▶ WHAT IS REQUIRED
Will you extract the entries word for word? Images should not appear in the copy.

(Records from a dataset)
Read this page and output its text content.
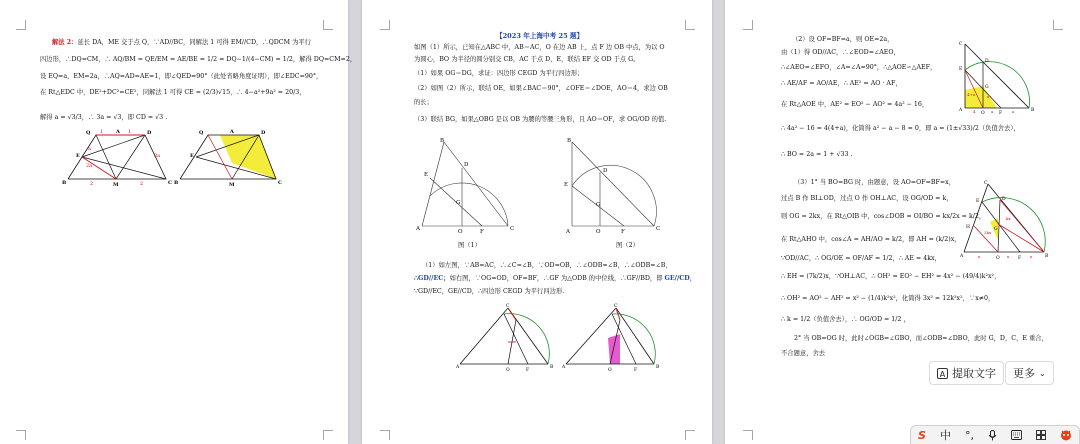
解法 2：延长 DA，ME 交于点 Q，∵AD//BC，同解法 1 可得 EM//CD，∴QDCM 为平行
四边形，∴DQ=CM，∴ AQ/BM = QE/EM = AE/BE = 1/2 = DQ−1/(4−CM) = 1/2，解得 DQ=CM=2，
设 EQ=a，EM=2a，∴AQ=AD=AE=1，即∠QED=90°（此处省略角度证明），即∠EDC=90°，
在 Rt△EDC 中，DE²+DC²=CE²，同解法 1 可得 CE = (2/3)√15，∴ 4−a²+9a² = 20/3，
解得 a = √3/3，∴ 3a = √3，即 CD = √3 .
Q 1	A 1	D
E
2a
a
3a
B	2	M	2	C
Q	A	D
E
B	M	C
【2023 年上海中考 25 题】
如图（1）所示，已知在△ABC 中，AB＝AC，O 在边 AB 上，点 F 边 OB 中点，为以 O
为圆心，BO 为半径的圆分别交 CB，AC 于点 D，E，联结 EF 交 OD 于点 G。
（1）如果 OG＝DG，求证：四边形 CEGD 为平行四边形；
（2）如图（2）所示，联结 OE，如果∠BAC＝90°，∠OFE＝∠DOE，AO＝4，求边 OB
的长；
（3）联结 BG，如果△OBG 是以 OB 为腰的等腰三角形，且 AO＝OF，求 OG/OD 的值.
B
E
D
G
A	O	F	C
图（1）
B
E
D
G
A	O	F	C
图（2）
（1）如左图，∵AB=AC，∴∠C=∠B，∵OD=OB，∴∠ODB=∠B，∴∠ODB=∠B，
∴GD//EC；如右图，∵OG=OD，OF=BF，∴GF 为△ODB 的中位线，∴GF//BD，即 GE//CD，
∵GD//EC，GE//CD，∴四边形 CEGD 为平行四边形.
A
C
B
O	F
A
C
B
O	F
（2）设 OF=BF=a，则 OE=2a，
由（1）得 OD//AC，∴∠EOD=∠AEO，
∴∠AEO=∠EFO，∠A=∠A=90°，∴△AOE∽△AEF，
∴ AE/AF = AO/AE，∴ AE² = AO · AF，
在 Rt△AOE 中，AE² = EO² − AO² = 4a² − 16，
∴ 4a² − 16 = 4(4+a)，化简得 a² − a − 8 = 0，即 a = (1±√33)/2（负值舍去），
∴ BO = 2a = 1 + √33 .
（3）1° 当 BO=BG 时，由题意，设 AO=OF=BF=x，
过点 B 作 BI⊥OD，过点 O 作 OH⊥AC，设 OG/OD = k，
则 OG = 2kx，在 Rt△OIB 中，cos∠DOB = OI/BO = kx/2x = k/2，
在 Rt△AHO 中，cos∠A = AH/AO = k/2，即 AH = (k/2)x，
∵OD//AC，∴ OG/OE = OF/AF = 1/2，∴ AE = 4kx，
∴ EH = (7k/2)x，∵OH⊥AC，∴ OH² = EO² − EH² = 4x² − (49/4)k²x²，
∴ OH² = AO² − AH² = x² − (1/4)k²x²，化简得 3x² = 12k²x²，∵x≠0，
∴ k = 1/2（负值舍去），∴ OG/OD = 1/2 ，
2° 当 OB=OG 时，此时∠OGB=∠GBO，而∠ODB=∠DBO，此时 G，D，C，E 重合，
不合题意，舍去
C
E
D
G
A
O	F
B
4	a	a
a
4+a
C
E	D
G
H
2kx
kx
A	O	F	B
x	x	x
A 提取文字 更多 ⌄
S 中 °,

▶ THE OUTPUT
Read this page and output its text content.
解法 2：延长 DA，ME 交于点 Q，∵AD//BC，同解法 1 可得 EM//CD，∴QDCM 为平行
四边形，∴DQ=CM，∴ AQ/BM = QE/EM = AE/BE = 1/2 = DQ−1/(4−CM) = 1/2，解得 DQ=CM=2，
设 EQ=a，EM=2a，∴AQ=AD=AE=1，即∠QED=90°（此处省略角度证明），即∠EDC=90°，
在 Rt△EDC 中，DE²+DC²=CE²，同解法 1 可得 CE = (2/3)√15，∴ 4−a²+9a² = 20/3，
解得 a = √3/3，∴ 3a = √3，即 CD = √3 .
Q 1	A 1	D
E
2a
a
3a
B	2	M	2	C
Q	A	D
E
B	M	C
【2023 年上海中考 25 题】
如图（1）所示，已知在△ABC 中，AB＝AC，O 在边 AB 上，点 F 边 OB 中点，为以 O
为圆心，BO 为半径的圆分别交 CB，AC 于点 D，E，联结 EF 交 OD 于点 G。
（1）如果 OG＝DG，求证：四边形 CEGD 为平行四边形；
（2）如图（2）所示，联结 OE，如果∠BAC＝90°，∠OFE＝∠DOE，AO＝4，求边 OB
的长；
（3）联结 BG，如果△OBG 是以 OB 为腰的等腰三角形，且 AO＝OF，求 OG/OD 的值.
B
E
D
G
A	O	F	C
图（1）
B
E
D
G
A	O	F	C
图（2）
（1）如左图，∵AB=AC，∴∠C=∠B，∵OD=OB，∴∠ODB=∠B，∴∠ODB=∠B，
∴GD//EC；如右图，∵OG=OD，OF=BF，∴GF 为△ODB 的中位线，∴GF//BD，即 GE//CD，
∵GD//EC，GE//CD，∴四边形 CEGD 为平行四边形.
A
C
B
O	F
A
C
B
O	F
（2）设 OF=BF=a，则 OE=2a，
由（1）得 OD//AC，∴∠EOD=∠AEO，
∴∠AEO=∠EFO，∠A=∠A=90°，∴△AOE∽△AEF，
∴ AE/AF = AO/AE，∴ AE² = AO · AF，
在 Rt△AOE 中，AE² = EO² − AO² = 4a² − 16，
∴ 4a² − 16 = 4(4+a)，化简得 a² − a − 8 = 0，即 a = (1±√33)/2（负值舍去），
∴ BO = 2a = 1 + √33 .
（3）1° 当 BO=BG 时，由题意，设 AO=OF=BF=x，
过点 B 作 BI⊥OD，过点 O 作 OH⊥AC，设 OG/OD = k，
则 OG = 2kx，在 Rt△OIB 中，cos∠DOB = OI/BO = kx/2x = k/2，
在 Rt△AHO 中，cos∠A = AH/AO = k/2，即 AH = (k/2)x，
∵OD//AC，∴ OG/OE = OF/AF = 1/2，∴ AE = 4kx，
∴ EH = (7k/2)x，∵OH⊥AC，∴ OH² = EO² − EH² = 4x² − (49/4)k²x²，
∴ OH² = AO² − AH² = x² − (1/4)k²x²，化简得 3x² = 12k²x²，∵x≠0，
∴ k = 1/2（负值舍去），∴ OG/OD = 1/2 ，
2° 当 OB=OG 时，此时∠OGB=∠GBO，而∠ODB=∠DBO，此时 G，D，C，E 重合，
不合题意，舍去
C
E
D
G
A
O	F
B
4	a	a
a
4+a
C
E	D
G
H
2kx
kx
A	O	F	B
x	x	x
A 提取文字 更多 ⌄
S 中 °,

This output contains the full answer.